What this task involves:
Transcribe all of the records precisely as they are presented.

Entries supplied:
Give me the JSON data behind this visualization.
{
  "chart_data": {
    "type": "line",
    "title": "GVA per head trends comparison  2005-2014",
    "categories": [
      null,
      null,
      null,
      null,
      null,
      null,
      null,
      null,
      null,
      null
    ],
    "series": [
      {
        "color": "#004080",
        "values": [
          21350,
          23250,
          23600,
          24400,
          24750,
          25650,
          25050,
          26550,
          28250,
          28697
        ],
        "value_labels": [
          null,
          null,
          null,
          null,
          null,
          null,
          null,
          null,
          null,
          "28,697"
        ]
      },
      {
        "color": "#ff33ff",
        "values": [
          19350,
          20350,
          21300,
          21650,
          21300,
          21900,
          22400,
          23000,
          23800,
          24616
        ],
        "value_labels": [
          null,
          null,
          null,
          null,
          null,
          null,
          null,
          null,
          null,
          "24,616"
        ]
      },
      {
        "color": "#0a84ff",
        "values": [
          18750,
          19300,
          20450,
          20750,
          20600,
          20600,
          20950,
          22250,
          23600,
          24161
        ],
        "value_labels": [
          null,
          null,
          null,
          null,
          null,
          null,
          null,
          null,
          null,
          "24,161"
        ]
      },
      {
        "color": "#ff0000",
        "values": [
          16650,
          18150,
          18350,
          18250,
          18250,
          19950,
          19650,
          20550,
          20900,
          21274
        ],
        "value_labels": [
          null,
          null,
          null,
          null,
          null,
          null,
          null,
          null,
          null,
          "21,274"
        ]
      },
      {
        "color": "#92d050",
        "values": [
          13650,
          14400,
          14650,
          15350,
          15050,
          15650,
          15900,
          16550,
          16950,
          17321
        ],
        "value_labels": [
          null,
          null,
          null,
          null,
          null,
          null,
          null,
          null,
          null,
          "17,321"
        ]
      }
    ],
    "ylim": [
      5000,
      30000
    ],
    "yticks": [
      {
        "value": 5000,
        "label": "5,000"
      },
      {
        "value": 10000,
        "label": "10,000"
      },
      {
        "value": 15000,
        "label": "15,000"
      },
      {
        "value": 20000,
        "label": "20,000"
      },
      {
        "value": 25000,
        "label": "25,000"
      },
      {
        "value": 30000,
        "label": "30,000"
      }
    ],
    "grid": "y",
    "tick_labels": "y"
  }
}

Solution below:
Give me the JSON data behind this visualization.
{
  "chart_data": {
    "type": "line",
    "title": "GVA per head trends comparison  2005-2014",
    "categories": [
      null,
      null,
      null,
      null,
      null,
      null,
      null,
      null,
      null,
      null
    ],
    "series": [
      {
        "color": "#004080",
        "values": [
          21350,
          23250,
          23600,
          24400,
          24750,
          25650,
          25050,
          26550,
          28250,
          28697
        ],
        "value_labels": [
          null,
          null,
          null,
          null,
          null,
          null,
          null,
          null,
          null,
          "28,697"
        ]
      },
      {
        "color": "#ff33ff",
        "values": [
          19350,
          20350,
          21300,
          21650,
          21300,
          21900,
          22400,
          23000,
          23800,
          24616
        ],
        "value_labels": [
          null,
          null,
          null,
          null,
          null,
          null,
          null,
          null,
          null,
          "24,616"
        ]
      },
      {
        "color": "#0a84ff",
        "values": [
          18750,
          19300,
          20450,
          20750,
          20600,
          20600,
          20950,
          22250,
          23600,
          24161
        ],
        "value_labels": [
          null,
          null,
          null,
          null,
          null,
          null,
          null,
          null,
          null,
          "24,161"
        ]
      },
      {
        "color": "#ff0000",
        "values": [
          16650,
          18150,
          18350,
          18250,
          18250,
          19950,
          19650,
          20550,
          20900,
          21274
        ],
        "value_labels": [
          null,
          null,
          null,
          null,
          null,
          null,
          null,
          null,
          null,
          "21,274"
        ]
      },
      {
        "color": "#92d050",
        "values": [
          13650,
          14400,
          14650,
          15350,
          15050,
          15650,
          15900,
          16550,
          16950,
          17321
        ],
        "value_labels": [
          null,
          null,
          null,
          null,
          null,
          null,
          null,
          null,
          null,
          "17,321"
        ]
      }
    ],
    "ylim": [
      5000,
      30000
    ],
    "yticks": [
      {
        "value": 5000,
        "label": "5,000"
      },
      {
        "value": 10000,
        "label": "10,000"
      },
      {
        "value": 15000,
        "label": "15,000"
      },
      {
        "value": 20000,
        "label": "20,000"
      },
      {
        "value": 25000,
        "label": "25,000"
      },
      {
        "value": 30000,
        "label": "30,000"
      }
    ],
    "grid": "y",
    "tick_labels": "y"
  }
}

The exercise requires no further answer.